Give a count of the lines below that have the string "président" in them, with no other words.

• • • •

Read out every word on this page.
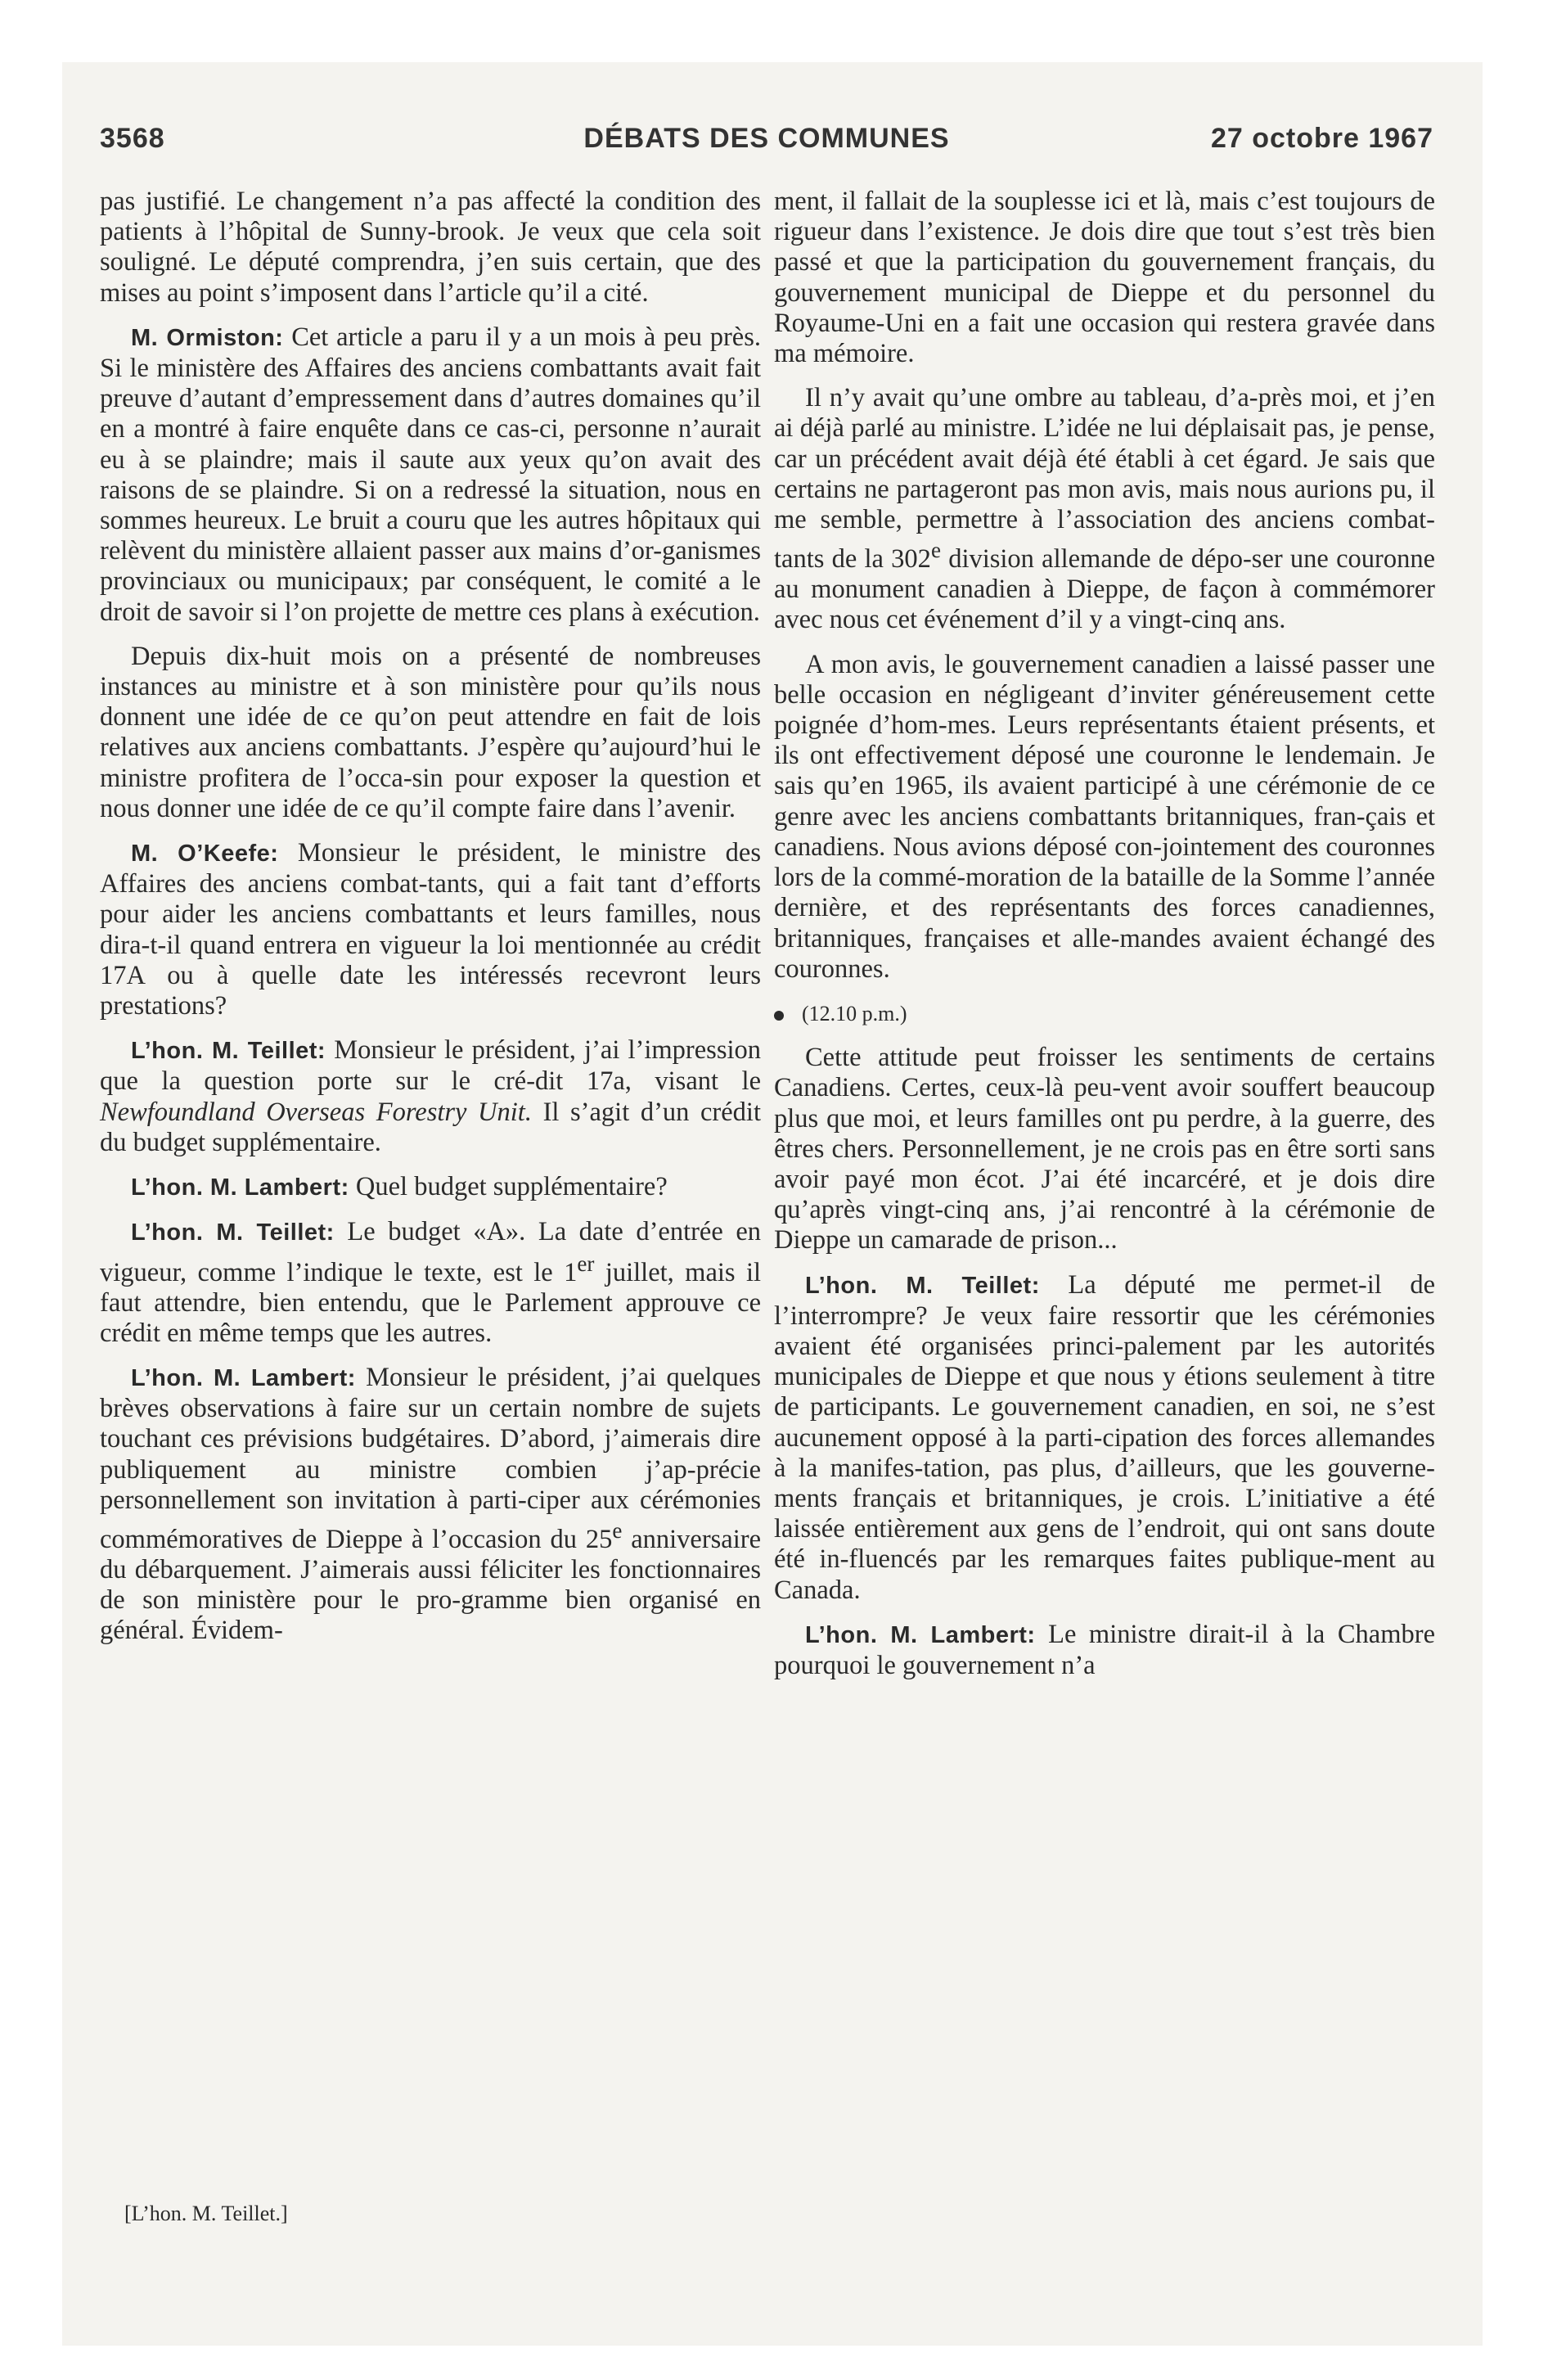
3568	DÉBATS DES COMMUNES	27 octobre 1967

pas justifié. Le changement n’a pas affecté la condition des patients à l’hôpital de Sunny-brook. Je veux que cela soit souligné. Le député comprendra, j’en suis certain, que des mises au point s’imposent dans l’article qu’il a cité.

M. Ormiston: Cet article a paru il y a un mois à peu près. Si le ministère des Affaires des anciens combattants avait fait preuve d’autant d’empressement dans d’autres domaines qu’il en a montré à faire enquête dans ce cas-ci, personne n’aurait eu à se plaindre; mais il saute aux yeux qu’on avait des raisons de se plaindre. Si on a redressé la situation, nous en sommes heureux. Le bruit a couru que les autres hôpitaux qui relèvent du ministère allaient passer aux mains d’or-ganismes provinciaux ou municipaux; par conséquent, le comité a le droit de savoir si l’on projette de mettre ces plans à exécution.

Depuis dix-huit mois on a présenté de nombreuses instances au ministre et à son ministère pour qu’ils nous donnent une idée de ce qu’on peut attendre en fait de lois relatives aux anciens combattants. J’espère qu’aujourd’hui le ministre profitera de l’occa-sin pour exposer la question et nous donner une idée de ce qu’il compte faire dans l’avenir.

M. O’Keefe: Monsieur le président, le ministre des Affaires des anciens combat-tants, qui a fait tant d’efforts pour aider les anciens combattants et leurs familles, nous dira-t-il quand entrera en vigueur la loi mentionnée au crédit 17A ou à quelle date les intéressés recevront leurs prestations?

L’hon. M. Teillet: Monsieur le président, j’ai l’impression que la question porte sur le cré-dit 17a, visant le Newfoundland Overseas Forestry Unit. Il s’agit d’un crédit du budget supplémentaire.

L’hon. M. Lambert: Quel budget supplémentaire?

L’hon. M. Teillet: Le budget «A». La date d’entrée en vigueur, comme l’indique le texte, est le 1er juillet, mais il faut attendre, bien entendu, que le Parlement approuve ce crédit en même temps que les autres.

L’hon. M. Lambert: Monsieur le président, j’ai quelques brèves observations à faire sur un certain nombre de sujets touchant ces prévisions budgétaires. D’abord, j’aimerais dire publiquement au ministre combien j’ap-précie personnellement son invitation à parti-ciper aux cérémonies commémoratives de Dieppe à l’occasion du 25e anniversaire du débarquement. J’aimerais aussi féliciter les fonctionnaires de son ministère pour le pro-gramme bien organisé en général. Évidem-

[L’hon. M. Teillet.]

ment, il fallait de la souplesse ici et là, mais c’est toujours de rigueur dans l’existence. Je dois dire que tout s’est très bien passé et que la participation du gouvernement français, du gouvernement municipal de Dieppe et du personnel du Royaume-Uni en a fait une occasion qui restera gravée dans ma mémoire.

Il n’y avait qu’une ombre au tableau, d’a-près moi, et j’en ai déjà parlé au ministre. L’idée ne lui déplaisait pas, je pense, car un précédent avait déjà été établi à cet égard. Je sais que certains ne partageront pas mon avis, mais nous aurions pu, il me semble, permettre à l’association des anciens combat-tants de la 302e division allemande de dépo-ser une couronne au monument canadien à Dieppe, de façon à commémorer avec nous cet événement d’il y a vingt-cinq ans.

A mon avis, le gouvernement canadien a laissé passer une belle occasion en négligeant d’inviter généreusement cette poignée d’hom-mes. Leurs représentants étaient présents, et ils ont effectivement déposé une couronne le lendemain. Je sais qu’en 1965, ils avaient participé à une cérémonie de ce genre avec les anciens combattants britanniques, fran-çais et canadiens. Nous avions déposé con-jointement des couronnes lors de la commé-moration de la bataille de la Somme l’année dernière, et des représentants des forces canadiennes, britanniques, françaises et alle-mandes avaient échangé des couronnes.

(12.10 p.m.)

Cette attitude peut froisser les sentiments de certains Canadiens. Certes, ceux-là peu-vent avoir souffert beaucoup plus que moi, et leurs familles ont pu perdre, à la guerre, des êtres chers. Personnellement, je ne crois pas en être sorti sans avoir payé mon écot. J’ai été incarcéré, et je dois dire qu’après vingt-cinq ans, j’ai rencontré à la cérémonie de Dieppe un camarade de prison...

L’hon. M. Teillet: La député me permet-il de l’interrompre? Je veux faire ressortir que les cérémonies avaient été organisées princi-palement par les autorités municipales de Dieppe et que nous y étions seulement à titre de participants. Le gouvernement canadien, en soi, ne s’est aucunement opposé à la parti-cipation des forces allemandes à la manifes-tation, pas plus, d’ailleurs, que les gouverne-ments français et britanniques, je crois. L’initiative a été laissée entièrement aux gens de l’endroit, qui ont sans doute été in-fluencés par les remarques faites publique-ment au Canada.

L’hon. M. Lambert: Le ministre dirait-il à la Chambre pourquoi le gouvernement n’a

• • • •

YOUR SOLUTION
3